■ Data provided ■
■ ■ ■ ■ ■

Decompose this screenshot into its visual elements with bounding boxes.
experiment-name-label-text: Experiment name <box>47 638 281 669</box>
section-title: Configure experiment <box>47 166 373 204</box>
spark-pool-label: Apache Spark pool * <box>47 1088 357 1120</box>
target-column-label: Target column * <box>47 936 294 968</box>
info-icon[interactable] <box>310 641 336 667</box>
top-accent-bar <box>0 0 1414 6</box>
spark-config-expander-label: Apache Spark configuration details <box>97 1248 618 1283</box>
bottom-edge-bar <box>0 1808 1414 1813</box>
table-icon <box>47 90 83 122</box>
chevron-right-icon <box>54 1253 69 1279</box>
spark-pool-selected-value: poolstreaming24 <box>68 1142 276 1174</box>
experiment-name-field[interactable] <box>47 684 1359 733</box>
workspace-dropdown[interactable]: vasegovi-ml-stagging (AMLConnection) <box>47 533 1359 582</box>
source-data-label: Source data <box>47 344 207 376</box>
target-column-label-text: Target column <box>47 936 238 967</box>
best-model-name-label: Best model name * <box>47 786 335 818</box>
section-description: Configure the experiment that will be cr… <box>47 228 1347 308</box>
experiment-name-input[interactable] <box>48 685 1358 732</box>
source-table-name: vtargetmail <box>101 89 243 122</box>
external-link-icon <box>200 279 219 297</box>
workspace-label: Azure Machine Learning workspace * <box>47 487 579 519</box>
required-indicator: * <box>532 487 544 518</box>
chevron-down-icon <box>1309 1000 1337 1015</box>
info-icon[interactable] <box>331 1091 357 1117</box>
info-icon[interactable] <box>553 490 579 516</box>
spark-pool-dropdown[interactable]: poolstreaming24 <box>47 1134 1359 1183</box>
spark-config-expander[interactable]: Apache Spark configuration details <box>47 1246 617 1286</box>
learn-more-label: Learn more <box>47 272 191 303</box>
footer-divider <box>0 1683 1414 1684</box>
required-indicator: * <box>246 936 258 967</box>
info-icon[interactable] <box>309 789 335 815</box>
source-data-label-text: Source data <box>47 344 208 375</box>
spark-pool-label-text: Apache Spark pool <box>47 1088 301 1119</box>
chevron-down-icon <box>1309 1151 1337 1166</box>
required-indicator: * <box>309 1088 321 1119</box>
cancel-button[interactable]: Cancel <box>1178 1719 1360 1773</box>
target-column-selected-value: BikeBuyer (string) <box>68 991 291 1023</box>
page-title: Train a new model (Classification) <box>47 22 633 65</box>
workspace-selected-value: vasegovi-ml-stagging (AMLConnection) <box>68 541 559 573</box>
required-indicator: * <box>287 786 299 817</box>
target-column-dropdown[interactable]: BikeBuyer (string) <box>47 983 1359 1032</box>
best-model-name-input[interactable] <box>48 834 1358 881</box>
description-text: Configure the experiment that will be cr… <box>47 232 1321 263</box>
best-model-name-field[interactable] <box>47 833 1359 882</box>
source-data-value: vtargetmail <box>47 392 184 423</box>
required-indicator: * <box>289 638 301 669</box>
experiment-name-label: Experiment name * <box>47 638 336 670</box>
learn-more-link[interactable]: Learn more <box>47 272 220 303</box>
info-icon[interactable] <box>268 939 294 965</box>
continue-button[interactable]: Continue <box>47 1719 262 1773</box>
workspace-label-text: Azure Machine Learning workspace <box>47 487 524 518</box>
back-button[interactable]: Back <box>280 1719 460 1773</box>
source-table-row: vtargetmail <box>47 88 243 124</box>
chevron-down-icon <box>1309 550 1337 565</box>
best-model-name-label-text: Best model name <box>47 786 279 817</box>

■ ■ ■ ■ ■

■ Task instructions ■
Rename "vtargetmail" to "vcustomerorders" throughout the rows above, and write out every row again with nothing else altered.

■ The solution ■
Decompose this screenshot into its visual elements with bounding boxes.
experiment-name-label-text: Experiment name <box>47 638 281 669</box>
section-title: Configure experiment <box>47 166 373 204</box>
spark-pool-label: Apache Spark pool * <box>47 1088 357 1120</box>
target-column-label: Target column * <box>47 936 294 968</box>
info-icon[interactable] <box>310 641 336 667</box>
top-accent-bar <box>0 0 1414 6</box>
spark-config-expander-label: Apache Spark configuration details <box>97 1248 618 1283</box>
bottom-edge-bar <box>0 1808 1414 1813</box>
table-icon <box>47 90 83 122</box>
chevron-right-icon <box>54 1253 69 1279</box>
spark-pool-selected-value: poolstreaming24 <box>68 1142 276 1174</box>
experiment-name-field[interactable] <box>47 684 1359 733</box>
workspace-dropdown[interactable]: vasegovi-ml-stagging (AMLConnection) <box>47 533 1359 582</box>
source-data-label: Source data <box>47 344 207 376</box>
target-column-label-text: Target column <box>47 936 238 967</box>
best-model-name-label: Best model name * <box>47 786 335 818</box>
section-description: Configure the experiment that will be cr… <box>47 228 1347 308</box>
experiment-name-input[interactable] <box>48 685 1358 732</box>
source-table-name: vcustomerorders <box>101 89 243 122</box>
external-link-icon <box>200 279 219 297</box>
workspace-label: Azure Machine Learning workspace * <box>47 487 579 519</box>
required-indicator: * <box>532 487 544 518</box>
chevron-down-icon <box>1309 1000 1337 1015</box>
info-icon[interactable] <box>331 1091 357 1117</box>
info-icon[interactable] <box>553 490 579 516</box>
spark-pool-dropdown[interactable]: poolstreaming24 <box>47 1134 1359 1183</box>
spark-config-expander[interactable]: Apache Spark configuration details <box>47 1246 617 1286</box>
learn-more-label: Learn more <box>47 272 191 303</box>
footer-divider <box>0 1683 1414 1684</box>
required-indicator: * <box>246 936 258 967</box>
info-icon[interactable] <box>309 789 335 815</box>
source-data-label-text: Source data <box>47 344 208 375</box>
spark-pool-label-text: Apache Spark pool <box>47 1088 301 1119</box>
chevron-down-icon <box>1309 1151 1337 1166</box>
required-indicator: * <box>309 1088 321 1119</box>
cancel-button[interactable]: Cancel <box>1178 1719 1360 1773</box>
target-column-selected-value: BikeBuyer (string) <box>68 991 291 1023</box>
page-title: Train a new model (Classification) <box>47 22 633 65</box>
workspace-selected-value: vasegovi-ml-stagging (AMLConnection) <box>68 541 559 573</box>
required-indicator: * <box>287 786 299 817</box>
target-column-dropdown[interactable]: BikeBuyer (string) <box>47 983 1359 1032</box>
best-model-name-input[interactable] <box>48 834 1358 881</box>
description-text: Configure the experiment that will be cr… <box>47 232 1321 263</box>
best-model-name-field[interactable] <box>47 833 1359 882</box>
source-data-value: vcustomerorders <box>47 392 184 423</box>
required-indicator: * <box>289 638 301 669</box>
experiment-name-label: Experiment name * <box>47 638 336 670</box>
learn-more-link[interactable]: Learn more <box>47 272 220 303</box>
info-icon[interactable] <box>268 939 294 965</box>
continue-button[interactable]: Continue <box>47 1719 262 1773</box>
workspace-label-text: Azure Machine Learning workspace <box>47 487 524 518</box>
back-button[interactable]: Back <box>280 1719 460 1773</box>
source-table-row: vcustomerorders <box>47 88 243 124</box>
chevron-down-icon <box>1309 550 1337 565</box>
best-model-name-label-text: Best model name <box>47 786 279 817</box>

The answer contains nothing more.